#### [Written task]
Print out each entry below exactly, please.

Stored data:
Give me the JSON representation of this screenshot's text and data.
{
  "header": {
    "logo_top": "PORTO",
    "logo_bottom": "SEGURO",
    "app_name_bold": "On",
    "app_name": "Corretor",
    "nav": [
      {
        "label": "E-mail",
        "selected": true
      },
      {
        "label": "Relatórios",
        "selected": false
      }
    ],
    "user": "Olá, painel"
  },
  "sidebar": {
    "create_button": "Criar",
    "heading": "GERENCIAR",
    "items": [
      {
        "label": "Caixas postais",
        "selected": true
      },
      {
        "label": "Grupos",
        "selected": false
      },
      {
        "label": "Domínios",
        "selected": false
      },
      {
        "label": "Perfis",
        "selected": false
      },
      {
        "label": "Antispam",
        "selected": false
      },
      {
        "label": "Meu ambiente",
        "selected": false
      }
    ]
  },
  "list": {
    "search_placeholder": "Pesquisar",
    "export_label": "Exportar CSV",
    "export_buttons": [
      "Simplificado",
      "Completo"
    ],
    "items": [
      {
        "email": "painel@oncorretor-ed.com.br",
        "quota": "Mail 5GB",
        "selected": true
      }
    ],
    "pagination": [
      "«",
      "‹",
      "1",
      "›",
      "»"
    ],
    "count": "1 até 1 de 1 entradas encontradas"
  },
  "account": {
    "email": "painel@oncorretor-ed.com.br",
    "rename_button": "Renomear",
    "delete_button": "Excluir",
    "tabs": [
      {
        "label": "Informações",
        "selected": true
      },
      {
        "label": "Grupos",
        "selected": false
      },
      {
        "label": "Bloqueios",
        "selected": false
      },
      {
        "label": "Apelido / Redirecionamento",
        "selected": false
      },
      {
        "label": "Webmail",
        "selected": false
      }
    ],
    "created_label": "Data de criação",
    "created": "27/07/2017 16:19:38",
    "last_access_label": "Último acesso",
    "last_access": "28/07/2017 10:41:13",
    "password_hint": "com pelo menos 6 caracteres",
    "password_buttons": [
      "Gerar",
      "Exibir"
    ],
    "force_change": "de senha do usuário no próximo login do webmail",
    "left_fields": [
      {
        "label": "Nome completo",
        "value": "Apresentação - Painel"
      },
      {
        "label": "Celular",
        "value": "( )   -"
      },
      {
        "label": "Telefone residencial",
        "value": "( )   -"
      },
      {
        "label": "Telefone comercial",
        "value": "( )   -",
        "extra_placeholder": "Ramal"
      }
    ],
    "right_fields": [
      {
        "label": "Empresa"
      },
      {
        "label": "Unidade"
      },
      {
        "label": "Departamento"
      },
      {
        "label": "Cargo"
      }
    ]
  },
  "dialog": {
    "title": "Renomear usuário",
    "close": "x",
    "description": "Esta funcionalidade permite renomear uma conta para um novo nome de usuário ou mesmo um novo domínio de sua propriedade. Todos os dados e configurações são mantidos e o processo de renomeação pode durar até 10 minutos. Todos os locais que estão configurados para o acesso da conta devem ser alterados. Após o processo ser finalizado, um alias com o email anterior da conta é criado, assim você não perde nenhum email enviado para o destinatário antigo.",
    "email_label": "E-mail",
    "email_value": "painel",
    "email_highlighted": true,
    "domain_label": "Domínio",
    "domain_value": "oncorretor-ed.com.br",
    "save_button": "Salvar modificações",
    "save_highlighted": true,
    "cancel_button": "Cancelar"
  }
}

#### [Worked solution]
Give me the JSON representation of this screenshot's text and data.
{
  "header": {
    "logo_top": "PORTO",
    "logo_bottom": "SEGURO",
    "app_name_bold": "On",
    "app_name": "Corretor",
    "nav": [
      {
        "label": "E-mail",
        "selected": true
      },
      {
        "label": "Relatórios",
        "selected": false
      }
    ],
    "user": "Olá, painel"
  },
  "sidebar": {
    "create_button": "Criar",
    "heading": "GERENCIAR",
    "items": [
      {
        "label": "Caixas postais",
        "selected": true
      },
      {
        "label": "Grupos",
        "selected": false
      },
      {
        "label": "Domínios",
        "selected": false
      },
      {
        "label": "Perfis",
        "selected": false
      },
      {
        "label": "Antispam",
        "selected": false
      },
      {
        "label": "Meu ambiente",
        "selected": false
      }
    ]
  },
  "list": {
    "search_placeholder": "Pesquisar",
    "export_label": "Exportar CSV",
    "export_buttons": [
      "Simplificado",
      "Completo"
    ],
    "items": [
      {
        "email": "painel@oncorretor-ed.com.br",
        "quota": "Mail 5GB",
        "selected": true
      }
    ],
    "pagination": [
      "«",
      "‹",
      "1",
      "›",
      "»"
    ],
    "count": "1 até 1 de 1 entradas encontradas"
  },
  "account": {
    "email": "painel@oncorretor-ed.com.br",
    "rename_button": "Renomear",
    "delete_button": "Excluir",
    "tabs": [
      {
        "label": "Informações",
        "selected": true
      },
      {
        "label": "Grupos",
        "selected": false
      },
      {
        "label": "Bloqueios",
        "selected": false
      },
      {
        "label": "Apelido / Redirecionamento",
        "selected": false
      },
      {
        "label": "Webmail",
        "selected": false
      }
    ],
    "created_label": "Data de criação",
    "created": "27/07/2017 16:19:38",
    "last_access_label": "Último acesso",
    "last_access": "28/07/2017 10:41:13",
    "password_hint": "com pelo menos 6 caracteres",
    "password_buttons": [
      "Gerar",
      "Exibir"
    ],
    "force_change": "de senha do usuário no próximo login do webmail",
    "left_fields": [
      {
        "label": "Nome completo",
        "value": "Apresentação - Painel"
      },
      {
        "label": "Celular",
        "value": "( )   -"
      },
      {
        "label": "Telefone residencial",
        "value": "( )   -"
      },
      {
        "label": "Telefone comercial",
        "value": "( )   -",
        "extra_placeholder": "Ramal"
      }
    ],
    "right_fields": [
      {
        "label": "Empresa"
      },
      {
        "label": "Unidade"
      },
      {
        "label": "Departamento"
      },
      {
        "label": "Cargo"
      }
    ]
  },
  "dialog": {
    "title": "Renomear usuário",
    "close": "x",
    "description": "Esta funcionalidade permite renomear uma conta para um novo nome de usuário ou mesmo um novo domínio de sua propriedade. Todos os dados e configurações são mantidos e o processo de renomeação pode durar até 10 minutos. Todos os locais que estão configurados para o acesso da conta devem ser alterados. Após o processo ser finalizado, um alias com o email anterior da conta é criado, assim você não perde nenhum email enviado para o destinatário antigo.",
    "email_label": "E-mail",
    "email_value": "painel",
    "email_highlighted": true,
    "domain_label": "Domínio",
    "domain_value": "oncorretor-ed.com.br",
    "save_button": "Salvar modificações",
    "save_highlighted": true,
    "cancel_button": "Cancelar"
  }
}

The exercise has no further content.